((
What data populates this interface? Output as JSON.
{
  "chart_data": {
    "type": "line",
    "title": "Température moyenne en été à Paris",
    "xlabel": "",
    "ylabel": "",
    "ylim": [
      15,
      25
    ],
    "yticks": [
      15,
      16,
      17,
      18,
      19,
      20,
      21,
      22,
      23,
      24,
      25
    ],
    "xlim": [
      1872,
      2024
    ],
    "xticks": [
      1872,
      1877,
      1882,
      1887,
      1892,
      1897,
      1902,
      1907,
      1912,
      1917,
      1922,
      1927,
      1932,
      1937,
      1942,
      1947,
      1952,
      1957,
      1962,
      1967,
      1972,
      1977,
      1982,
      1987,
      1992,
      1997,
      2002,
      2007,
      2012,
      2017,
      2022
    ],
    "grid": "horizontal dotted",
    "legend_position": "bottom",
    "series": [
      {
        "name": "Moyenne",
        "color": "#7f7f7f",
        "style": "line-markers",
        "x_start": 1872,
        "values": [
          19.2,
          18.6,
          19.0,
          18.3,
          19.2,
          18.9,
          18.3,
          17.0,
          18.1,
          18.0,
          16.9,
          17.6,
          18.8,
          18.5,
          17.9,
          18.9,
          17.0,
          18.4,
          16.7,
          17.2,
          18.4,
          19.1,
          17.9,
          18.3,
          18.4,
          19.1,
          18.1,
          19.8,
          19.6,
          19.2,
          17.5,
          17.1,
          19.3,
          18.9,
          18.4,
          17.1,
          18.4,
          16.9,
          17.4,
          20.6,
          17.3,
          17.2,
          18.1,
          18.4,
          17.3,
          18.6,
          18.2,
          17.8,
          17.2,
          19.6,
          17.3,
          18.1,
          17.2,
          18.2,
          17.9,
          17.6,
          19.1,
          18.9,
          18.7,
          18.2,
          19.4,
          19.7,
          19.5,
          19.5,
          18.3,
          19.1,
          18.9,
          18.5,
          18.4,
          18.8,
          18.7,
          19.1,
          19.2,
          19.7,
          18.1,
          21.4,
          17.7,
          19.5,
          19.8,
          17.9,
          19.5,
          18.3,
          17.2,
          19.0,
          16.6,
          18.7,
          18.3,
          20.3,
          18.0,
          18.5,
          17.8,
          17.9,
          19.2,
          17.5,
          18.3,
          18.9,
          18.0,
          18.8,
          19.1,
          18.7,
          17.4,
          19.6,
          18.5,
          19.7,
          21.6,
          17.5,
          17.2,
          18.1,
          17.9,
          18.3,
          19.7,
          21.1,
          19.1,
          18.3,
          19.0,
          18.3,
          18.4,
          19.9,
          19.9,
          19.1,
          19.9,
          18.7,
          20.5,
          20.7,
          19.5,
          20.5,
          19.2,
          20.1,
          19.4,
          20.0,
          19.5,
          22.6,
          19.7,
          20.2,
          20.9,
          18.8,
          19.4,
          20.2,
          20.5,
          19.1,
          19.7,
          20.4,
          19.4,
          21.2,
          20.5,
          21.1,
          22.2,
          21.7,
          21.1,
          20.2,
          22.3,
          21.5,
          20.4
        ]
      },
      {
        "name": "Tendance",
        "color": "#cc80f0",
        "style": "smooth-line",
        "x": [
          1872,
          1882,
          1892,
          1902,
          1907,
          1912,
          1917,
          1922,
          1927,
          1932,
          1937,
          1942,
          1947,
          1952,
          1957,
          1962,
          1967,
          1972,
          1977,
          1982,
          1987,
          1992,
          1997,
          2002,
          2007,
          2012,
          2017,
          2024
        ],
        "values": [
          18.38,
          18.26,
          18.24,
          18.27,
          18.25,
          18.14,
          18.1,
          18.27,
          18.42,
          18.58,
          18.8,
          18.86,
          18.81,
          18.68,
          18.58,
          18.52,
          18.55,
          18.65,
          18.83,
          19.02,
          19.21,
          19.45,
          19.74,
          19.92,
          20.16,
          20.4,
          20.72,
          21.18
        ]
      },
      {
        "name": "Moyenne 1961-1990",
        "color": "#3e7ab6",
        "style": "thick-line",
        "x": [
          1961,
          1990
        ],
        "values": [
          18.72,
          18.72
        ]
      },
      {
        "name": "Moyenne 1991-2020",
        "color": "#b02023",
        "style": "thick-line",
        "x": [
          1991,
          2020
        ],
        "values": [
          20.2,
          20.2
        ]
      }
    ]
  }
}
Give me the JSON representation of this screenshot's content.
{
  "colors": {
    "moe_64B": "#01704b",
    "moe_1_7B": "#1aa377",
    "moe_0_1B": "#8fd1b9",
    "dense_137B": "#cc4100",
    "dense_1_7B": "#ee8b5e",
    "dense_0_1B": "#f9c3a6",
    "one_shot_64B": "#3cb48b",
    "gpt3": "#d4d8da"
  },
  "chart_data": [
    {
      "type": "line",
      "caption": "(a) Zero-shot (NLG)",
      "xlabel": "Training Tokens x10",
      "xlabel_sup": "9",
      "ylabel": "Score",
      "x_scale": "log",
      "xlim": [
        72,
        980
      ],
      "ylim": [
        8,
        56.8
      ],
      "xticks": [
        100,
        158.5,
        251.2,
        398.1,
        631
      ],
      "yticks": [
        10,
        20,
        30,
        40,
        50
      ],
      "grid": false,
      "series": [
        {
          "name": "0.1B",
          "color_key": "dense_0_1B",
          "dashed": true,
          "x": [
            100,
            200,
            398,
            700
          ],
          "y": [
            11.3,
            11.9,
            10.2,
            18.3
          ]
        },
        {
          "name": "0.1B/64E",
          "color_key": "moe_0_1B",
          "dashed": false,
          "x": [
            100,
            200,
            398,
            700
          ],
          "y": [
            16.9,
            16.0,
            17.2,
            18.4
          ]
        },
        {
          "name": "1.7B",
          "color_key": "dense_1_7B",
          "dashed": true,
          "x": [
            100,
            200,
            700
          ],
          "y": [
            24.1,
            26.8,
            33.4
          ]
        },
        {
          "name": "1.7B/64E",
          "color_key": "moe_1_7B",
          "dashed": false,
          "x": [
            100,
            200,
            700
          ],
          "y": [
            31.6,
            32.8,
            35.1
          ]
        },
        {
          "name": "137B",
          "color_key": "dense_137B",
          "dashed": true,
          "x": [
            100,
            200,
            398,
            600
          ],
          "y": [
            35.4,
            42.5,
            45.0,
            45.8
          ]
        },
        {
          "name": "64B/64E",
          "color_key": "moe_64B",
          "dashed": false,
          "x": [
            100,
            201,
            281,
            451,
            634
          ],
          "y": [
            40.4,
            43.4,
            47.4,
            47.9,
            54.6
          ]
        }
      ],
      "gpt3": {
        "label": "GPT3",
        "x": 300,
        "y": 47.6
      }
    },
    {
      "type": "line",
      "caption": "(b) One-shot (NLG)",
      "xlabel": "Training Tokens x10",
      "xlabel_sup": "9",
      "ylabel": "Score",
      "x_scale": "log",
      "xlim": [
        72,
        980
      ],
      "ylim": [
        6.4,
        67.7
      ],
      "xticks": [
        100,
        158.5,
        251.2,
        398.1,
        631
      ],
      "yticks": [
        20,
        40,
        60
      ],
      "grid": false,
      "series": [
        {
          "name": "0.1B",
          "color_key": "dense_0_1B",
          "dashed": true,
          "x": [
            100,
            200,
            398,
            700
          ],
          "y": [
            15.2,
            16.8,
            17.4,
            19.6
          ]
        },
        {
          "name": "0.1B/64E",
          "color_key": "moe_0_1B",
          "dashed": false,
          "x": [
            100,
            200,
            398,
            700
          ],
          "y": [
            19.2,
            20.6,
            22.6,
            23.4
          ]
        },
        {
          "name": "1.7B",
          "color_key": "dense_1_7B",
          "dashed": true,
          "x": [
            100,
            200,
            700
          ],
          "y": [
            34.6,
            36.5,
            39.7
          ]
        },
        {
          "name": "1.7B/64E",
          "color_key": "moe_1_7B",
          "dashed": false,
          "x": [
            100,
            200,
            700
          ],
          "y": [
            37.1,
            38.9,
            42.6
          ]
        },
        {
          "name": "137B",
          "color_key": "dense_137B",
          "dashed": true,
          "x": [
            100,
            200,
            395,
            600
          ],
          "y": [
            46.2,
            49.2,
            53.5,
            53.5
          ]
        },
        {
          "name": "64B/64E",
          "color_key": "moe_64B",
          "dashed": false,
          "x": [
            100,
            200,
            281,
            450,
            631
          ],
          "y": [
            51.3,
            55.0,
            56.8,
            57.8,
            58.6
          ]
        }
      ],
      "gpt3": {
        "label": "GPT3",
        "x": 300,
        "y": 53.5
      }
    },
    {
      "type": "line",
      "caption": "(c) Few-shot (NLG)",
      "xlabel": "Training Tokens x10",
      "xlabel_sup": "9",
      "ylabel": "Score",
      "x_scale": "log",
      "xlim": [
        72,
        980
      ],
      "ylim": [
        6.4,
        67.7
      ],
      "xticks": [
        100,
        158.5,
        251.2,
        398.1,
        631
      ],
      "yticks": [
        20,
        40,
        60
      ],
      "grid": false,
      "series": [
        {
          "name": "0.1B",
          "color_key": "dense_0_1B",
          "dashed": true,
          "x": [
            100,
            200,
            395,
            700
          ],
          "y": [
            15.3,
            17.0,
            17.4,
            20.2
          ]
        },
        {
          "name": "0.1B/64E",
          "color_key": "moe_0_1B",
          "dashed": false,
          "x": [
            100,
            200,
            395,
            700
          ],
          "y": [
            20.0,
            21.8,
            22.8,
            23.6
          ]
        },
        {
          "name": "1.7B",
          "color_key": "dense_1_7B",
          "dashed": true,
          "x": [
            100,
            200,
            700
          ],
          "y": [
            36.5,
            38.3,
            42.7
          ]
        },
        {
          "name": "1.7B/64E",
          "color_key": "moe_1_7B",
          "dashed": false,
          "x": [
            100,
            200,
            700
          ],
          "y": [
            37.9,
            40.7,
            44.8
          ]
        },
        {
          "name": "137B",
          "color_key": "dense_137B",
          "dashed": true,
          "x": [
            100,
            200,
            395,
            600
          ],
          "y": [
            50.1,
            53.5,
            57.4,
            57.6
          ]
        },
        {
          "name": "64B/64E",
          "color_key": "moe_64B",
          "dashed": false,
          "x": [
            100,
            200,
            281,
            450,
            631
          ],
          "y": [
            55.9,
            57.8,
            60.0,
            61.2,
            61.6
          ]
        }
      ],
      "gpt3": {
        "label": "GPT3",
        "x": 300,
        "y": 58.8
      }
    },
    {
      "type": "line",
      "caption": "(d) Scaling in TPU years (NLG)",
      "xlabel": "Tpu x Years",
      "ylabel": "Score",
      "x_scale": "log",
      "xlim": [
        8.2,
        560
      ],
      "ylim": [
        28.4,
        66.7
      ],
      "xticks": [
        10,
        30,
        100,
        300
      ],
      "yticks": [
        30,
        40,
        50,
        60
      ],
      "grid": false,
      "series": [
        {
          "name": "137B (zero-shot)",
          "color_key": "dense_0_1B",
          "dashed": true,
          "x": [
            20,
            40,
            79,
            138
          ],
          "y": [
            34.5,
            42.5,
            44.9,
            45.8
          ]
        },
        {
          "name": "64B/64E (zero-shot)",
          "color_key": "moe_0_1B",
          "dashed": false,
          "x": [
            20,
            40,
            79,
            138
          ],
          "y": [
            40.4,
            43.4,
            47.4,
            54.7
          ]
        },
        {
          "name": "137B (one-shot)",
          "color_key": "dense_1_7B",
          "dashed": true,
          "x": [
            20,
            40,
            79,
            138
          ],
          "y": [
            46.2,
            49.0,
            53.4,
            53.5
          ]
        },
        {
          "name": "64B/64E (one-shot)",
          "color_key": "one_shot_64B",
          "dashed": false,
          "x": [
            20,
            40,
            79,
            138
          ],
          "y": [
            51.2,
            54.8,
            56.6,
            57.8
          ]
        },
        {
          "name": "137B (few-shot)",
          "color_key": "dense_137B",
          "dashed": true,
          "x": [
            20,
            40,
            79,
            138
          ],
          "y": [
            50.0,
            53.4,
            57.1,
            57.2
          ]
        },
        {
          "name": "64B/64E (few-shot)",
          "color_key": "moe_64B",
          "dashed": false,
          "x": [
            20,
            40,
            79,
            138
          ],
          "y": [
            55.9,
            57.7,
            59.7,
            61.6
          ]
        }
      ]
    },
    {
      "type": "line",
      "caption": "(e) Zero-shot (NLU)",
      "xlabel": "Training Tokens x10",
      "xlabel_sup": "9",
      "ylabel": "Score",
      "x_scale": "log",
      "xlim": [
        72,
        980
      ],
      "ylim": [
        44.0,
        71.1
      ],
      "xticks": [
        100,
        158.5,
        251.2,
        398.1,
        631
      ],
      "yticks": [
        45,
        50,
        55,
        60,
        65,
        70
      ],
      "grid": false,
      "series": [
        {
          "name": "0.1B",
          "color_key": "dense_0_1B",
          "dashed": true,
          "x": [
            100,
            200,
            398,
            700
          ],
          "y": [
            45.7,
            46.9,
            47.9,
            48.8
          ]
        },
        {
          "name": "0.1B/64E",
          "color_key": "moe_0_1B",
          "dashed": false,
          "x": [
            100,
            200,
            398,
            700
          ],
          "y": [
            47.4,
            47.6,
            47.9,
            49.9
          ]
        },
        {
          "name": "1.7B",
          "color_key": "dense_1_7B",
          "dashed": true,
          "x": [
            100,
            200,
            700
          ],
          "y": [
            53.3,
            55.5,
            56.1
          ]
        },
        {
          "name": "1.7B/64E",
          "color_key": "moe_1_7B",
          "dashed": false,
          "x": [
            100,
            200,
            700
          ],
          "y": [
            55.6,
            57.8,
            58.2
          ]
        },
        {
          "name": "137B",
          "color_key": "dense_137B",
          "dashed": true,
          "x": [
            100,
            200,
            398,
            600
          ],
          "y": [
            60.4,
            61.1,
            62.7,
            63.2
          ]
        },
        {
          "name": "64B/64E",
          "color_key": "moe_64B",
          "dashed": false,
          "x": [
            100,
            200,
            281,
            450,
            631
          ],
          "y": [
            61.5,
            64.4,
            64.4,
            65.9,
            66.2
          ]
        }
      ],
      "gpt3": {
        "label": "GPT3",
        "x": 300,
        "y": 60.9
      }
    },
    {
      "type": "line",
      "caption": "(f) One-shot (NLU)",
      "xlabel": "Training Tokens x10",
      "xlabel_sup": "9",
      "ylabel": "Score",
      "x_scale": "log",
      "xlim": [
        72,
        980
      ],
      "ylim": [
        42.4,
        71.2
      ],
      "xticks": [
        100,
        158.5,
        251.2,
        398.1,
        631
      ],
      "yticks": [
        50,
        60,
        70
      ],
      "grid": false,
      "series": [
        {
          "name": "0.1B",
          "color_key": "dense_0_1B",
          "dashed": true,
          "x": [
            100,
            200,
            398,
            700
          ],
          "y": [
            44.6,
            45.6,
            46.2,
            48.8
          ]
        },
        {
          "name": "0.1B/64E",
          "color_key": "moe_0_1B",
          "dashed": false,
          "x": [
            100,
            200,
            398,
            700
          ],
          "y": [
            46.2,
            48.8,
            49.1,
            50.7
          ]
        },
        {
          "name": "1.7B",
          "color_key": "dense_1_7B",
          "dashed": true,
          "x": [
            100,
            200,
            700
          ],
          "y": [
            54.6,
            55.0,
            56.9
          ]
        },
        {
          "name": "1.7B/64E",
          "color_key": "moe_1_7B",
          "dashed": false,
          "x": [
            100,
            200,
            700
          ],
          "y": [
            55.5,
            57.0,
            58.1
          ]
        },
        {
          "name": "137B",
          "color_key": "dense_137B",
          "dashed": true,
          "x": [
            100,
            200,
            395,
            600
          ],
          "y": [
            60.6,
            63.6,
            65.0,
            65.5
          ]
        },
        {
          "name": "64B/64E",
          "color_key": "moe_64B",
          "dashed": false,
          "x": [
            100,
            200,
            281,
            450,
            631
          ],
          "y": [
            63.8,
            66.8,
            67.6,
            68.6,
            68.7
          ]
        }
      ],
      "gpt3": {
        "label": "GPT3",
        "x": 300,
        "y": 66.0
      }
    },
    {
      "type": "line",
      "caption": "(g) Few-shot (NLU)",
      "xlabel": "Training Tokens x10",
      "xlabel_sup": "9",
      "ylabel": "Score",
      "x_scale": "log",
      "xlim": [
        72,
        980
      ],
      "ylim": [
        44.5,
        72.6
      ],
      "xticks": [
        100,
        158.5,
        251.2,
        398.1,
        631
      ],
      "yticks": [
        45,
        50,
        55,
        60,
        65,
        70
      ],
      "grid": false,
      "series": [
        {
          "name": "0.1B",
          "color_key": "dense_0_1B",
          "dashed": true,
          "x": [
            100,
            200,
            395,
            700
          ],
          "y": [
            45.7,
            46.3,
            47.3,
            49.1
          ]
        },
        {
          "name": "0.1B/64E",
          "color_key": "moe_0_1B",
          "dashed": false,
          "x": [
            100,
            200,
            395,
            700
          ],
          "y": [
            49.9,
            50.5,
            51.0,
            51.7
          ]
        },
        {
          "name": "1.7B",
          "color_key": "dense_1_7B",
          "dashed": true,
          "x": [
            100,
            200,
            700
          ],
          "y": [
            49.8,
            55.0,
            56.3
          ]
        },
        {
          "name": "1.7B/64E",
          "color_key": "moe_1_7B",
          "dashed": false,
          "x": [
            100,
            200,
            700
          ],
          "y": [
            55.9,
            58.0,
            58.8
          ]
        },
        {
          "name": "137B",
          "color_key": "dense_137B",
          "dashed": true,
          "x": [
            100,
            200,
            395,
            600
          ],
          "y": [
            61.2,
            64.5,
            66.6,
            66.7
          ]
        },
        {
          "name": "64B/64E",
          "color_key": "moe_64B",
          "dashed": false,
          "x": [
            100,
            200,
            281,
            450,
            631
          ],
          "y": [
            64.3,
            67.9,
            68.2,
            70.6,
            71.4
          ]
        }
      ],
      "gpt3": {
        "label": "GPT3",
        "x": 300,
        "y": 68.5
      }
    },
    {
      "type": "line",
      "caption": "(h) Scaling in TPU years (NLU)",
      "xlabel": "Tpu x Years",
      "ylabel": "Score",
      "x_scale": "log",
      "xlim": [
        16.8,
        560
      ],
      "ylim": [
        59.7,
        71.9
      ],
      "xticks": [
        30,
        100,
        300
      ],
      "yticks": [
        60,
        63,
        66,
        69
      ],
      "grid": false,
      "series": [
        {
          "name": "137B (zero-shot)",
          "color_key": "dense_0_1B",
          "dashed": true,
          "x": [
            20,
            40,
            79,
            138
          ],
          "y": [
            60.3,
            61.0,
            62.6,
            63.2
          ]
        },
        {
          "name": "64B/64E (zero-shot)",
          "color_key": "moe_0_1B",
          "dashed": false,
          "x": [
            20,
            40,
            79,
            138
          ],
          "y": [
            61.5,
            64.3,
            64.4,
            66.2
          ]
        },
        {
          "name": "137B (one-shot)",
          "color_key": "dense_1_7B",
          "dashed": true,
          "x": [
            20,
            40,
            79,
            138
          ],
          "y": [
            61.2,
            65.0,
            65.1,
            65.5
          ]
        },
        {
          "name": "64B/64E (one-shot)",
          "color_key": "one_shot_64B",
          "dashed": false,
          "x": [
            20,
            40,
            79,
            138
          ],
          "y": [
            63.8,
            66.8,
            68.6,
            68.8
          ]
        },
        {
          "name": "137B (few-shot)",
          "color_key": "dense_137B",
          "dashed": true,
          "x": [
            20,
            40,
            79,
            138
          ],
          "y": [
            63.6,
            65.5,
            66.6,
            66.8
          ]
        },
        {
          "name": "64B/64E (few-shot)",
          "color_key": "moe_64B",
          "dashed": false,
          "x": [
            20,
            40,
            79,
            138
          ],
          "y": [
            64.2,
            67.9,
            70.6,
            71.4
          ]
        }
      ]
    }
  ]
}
))
**EXERCISE BRIEF**
Gather up the lines that contain the word "caption".

**FINISHED ANSWER**
      "caption": "(a) Zero-shot (NLG)",
      "caption": "(b) One-shot (NLG)",
      "caption": "(c) Few-shot (NLG)",
      "caption": "(d) Scaling in TPU years (NLG)",
      "caption": "(e) Zero-shot (NLU)",
      "caption": "(f) One-shot (NLU)",
      "caption": "(g) Few-shot (NLU)",
      "caption": "(h) Scaling in TPU years (NLU)",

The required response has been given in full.